* [DATA SHOWN]:
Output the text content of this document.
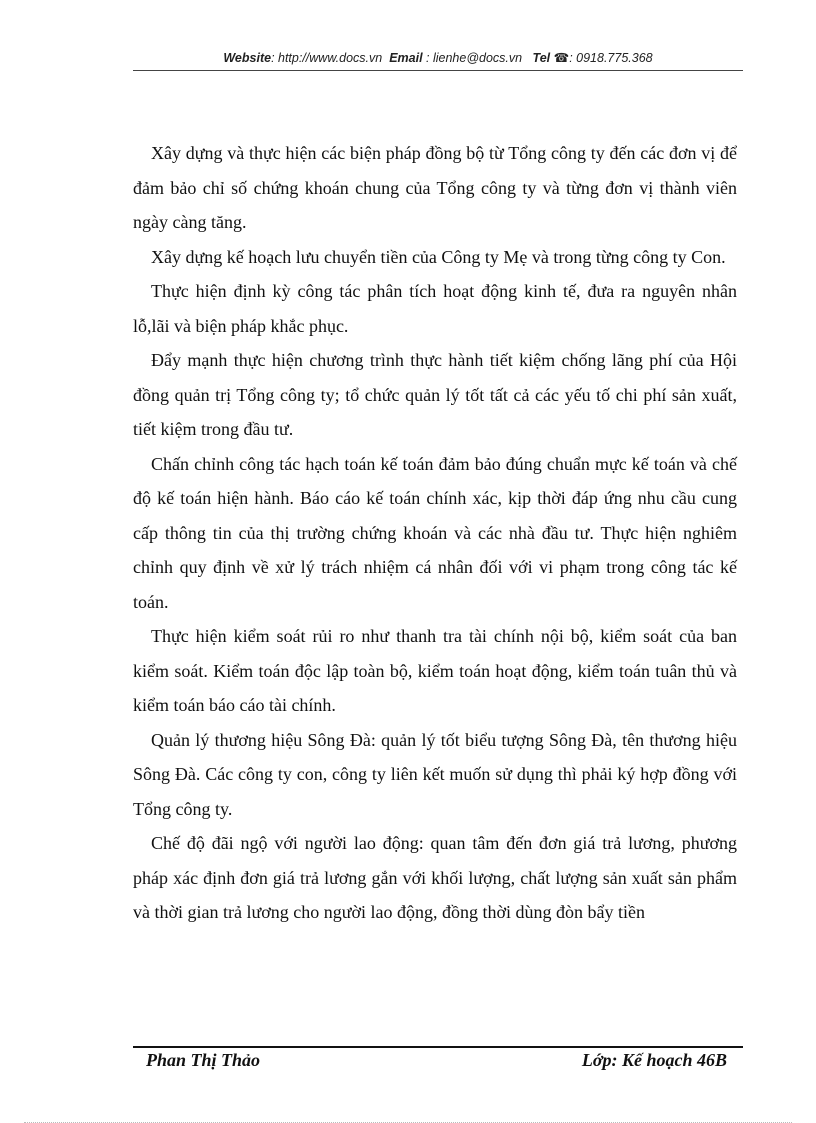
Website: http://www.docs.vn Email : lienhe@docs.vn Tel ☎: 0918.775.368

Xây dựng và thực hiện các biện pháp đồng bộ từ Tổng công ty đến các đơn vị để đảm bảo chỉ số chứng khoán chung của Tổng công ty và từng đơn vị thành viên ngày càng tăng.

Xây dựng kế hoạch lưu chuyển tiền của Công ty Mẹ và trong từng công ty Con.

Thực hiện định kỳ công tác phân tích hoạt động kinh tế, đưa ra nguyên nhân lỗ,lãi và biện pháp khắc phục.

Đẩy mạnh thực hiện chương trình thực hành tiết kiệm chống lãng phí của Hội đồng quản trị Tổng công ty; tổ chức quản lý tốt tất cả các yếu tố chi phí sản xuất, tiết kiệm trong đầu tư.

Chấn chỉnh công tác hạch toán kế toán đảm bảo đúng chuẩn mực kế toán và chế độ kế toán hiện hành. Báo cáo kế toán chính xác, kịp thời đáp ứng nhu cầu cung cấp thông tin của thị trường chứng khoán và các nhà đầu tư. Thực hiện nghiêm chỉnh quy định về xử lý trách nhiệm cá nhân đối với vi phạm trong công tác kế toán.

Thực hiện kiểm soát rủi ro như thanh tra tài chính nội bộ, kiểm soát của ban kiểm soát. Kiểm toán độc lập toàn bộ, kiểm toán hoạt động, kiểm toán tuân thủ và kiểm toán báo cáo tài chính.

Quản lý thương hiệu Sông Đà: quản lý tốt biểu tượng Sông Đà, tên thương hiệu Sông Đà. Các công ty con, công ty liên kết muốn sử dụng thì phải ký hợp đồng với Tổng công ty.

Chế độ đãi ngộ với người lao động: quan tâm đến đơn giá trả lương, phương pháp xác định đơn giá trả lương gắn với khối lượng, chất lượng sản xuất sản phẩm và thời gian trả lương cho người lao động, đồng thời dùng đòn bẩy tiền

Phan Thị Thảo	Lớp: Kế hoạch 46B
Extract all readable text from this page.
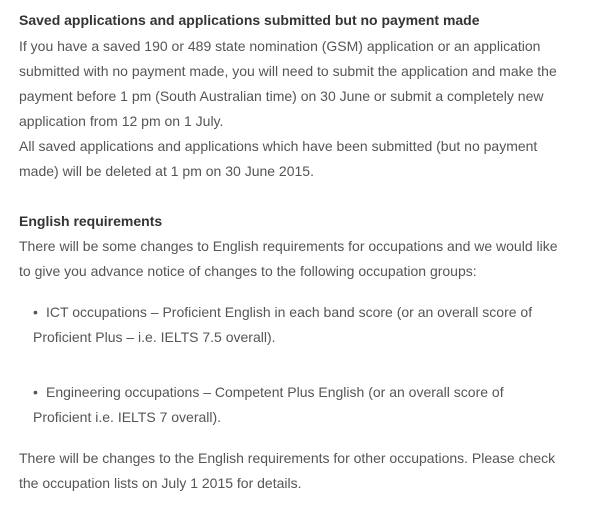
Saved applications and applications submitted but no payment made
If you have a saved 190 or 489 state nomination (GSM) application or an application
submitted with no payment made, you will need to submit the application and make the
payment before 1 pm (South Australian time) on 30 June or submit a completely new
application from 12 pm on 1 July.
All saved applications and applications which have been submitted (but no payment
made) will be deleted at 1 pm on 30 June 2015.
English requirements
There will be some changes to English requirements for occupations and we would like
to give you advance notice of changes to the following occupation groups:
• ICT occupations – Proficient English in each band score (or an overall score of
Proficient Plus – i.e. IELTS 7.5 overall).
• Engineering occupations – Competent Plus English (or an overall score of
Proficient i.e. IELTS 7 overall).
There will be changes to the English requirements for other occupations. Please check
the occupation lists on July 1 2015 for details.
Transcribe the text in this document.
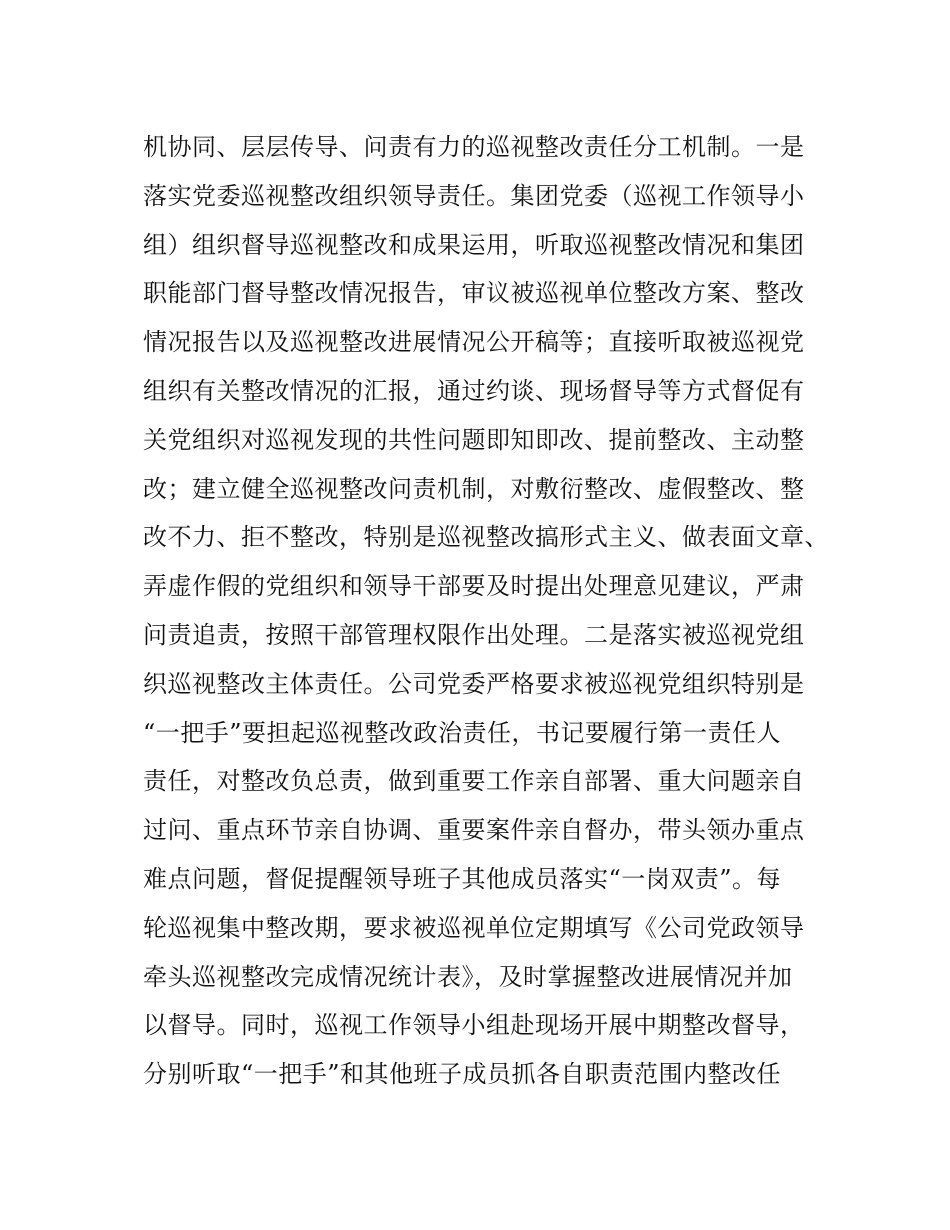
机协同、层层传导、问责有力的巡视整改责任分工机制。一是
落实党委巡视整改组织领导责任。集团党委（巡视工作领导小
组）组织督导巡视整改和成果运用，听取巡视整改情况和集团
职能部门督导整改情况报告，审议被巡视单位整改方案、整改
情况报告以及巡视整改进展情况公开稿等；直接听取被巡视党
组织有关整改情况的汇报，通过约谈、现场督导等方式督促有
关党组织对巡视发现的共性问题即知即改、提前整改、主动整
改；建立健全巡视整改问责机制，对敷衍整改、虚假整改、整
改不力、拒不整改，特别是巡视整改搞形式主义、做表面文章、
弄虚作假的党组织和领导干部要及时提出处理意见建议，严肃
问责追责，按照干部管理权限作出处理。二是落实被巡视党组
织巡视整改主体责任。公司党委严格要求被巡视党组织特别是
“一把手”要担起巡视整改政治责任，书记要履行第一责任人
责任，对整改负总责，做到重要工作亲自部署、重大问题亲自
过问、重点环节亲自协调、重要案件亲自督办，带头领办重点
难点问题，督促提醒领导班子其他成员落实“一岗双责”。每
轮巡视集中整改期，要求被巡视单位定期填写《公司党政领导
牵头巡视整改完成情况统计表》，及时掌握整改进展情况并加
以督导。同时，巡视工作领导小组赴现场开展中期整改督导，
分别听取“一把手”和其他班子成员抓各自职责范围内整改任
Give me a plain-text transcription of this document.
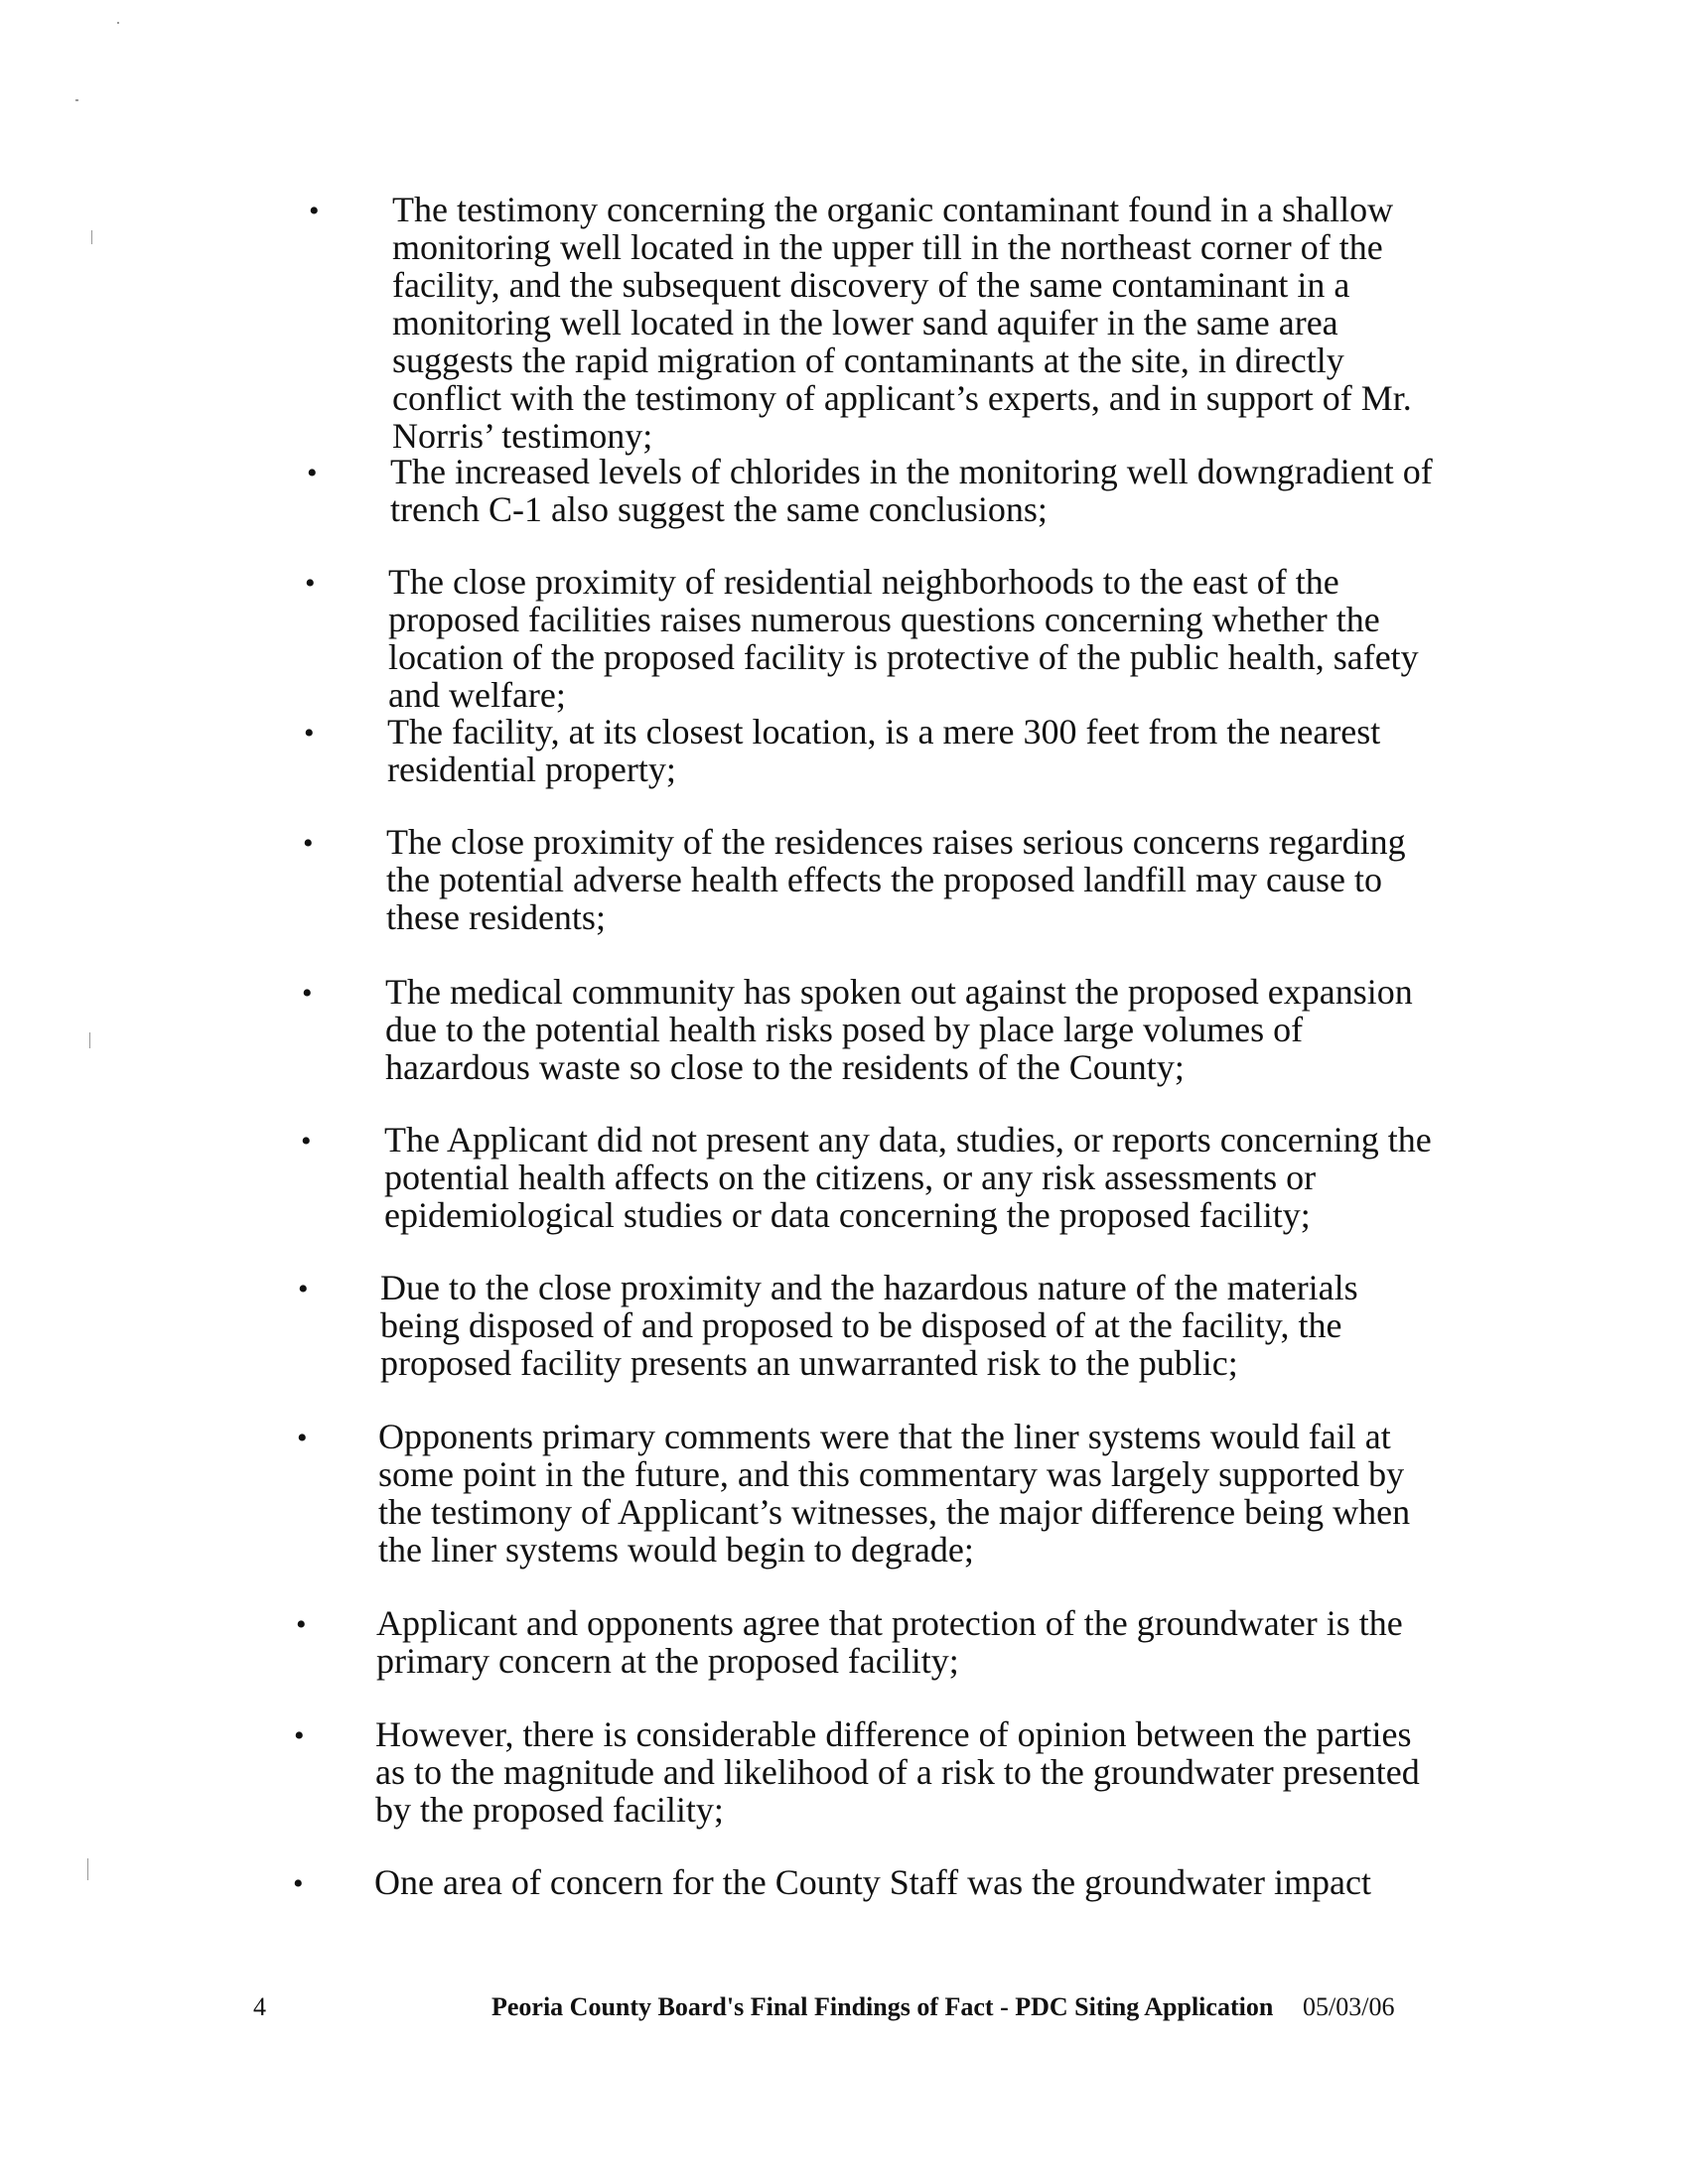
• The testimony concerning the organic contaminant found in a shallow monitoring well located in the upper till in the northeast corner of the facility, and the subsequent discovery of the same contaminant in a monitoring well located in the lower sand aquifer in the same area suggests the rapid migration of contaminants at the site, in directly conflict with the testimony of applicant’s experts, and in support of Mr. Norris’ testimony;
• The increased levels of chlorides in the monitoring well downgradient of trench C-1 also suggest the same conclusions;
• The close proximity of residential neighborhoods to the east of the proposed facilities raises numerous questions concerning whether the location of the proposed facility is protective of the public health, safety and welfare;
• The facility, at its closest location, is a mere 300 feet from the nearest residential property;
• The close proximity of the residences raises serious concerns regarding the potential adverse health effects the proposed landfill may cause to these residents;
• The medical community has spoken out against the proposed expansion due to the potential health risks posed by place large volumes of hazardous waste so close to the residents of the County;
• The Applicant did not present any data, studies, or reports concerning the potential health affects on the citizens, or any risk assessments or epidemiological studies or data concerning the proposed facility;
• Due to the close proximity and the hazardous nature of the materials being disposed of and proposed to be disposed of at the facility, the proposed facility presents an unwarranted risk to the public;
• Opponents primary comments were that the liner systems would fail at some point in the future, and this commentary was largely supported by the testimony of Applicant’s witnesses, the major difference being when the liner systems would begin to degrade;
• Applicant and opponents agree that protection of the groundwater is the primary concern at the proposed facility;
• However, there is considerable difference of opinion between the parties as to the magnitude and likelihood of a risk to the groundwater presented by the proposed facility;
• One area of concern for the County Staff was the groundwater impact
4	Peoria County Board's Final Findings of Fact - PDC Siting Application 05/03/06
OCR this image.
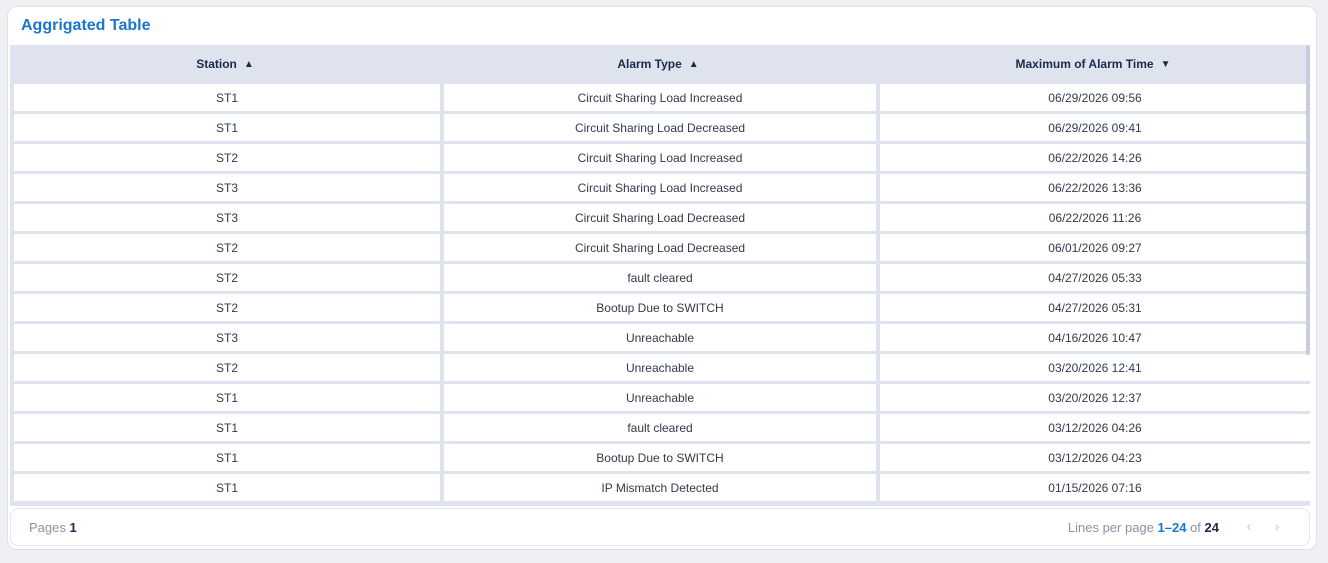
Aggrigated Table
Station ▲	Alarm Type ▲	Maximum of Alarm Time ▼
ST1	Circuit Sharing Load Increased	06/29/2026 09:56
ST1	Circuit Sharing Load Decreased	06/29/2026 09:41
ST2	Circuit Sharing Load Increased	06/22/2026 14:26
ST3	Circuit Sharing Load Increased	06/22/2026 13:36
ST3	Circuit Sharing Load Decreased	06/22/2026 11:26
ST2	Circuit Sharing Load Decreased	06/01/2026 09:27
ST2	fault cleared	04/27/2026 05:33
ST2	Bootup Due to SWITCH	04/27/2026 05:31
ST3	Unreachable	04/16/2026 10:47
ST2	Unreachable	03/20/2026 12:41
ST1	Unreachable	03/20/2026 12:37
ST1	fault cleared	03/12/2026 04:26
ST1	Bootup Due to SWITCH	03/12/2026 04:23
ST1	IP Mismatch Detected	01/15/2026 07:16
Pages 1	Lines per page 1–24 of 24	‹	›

* [REQUIRED WORK]: Pull out every line containing "primary".

* [FINISHED ANSWER]:
• Opponents primary comments were that the liner systems would fail at some point in the future, and this commentary was largely supported by the testimony of Applicant’s witnesses, the major difference being when the liner systems would begin to degrade;
• Applicant and opponents agree that protection of the groundwater is the primary concern at the proposed facility;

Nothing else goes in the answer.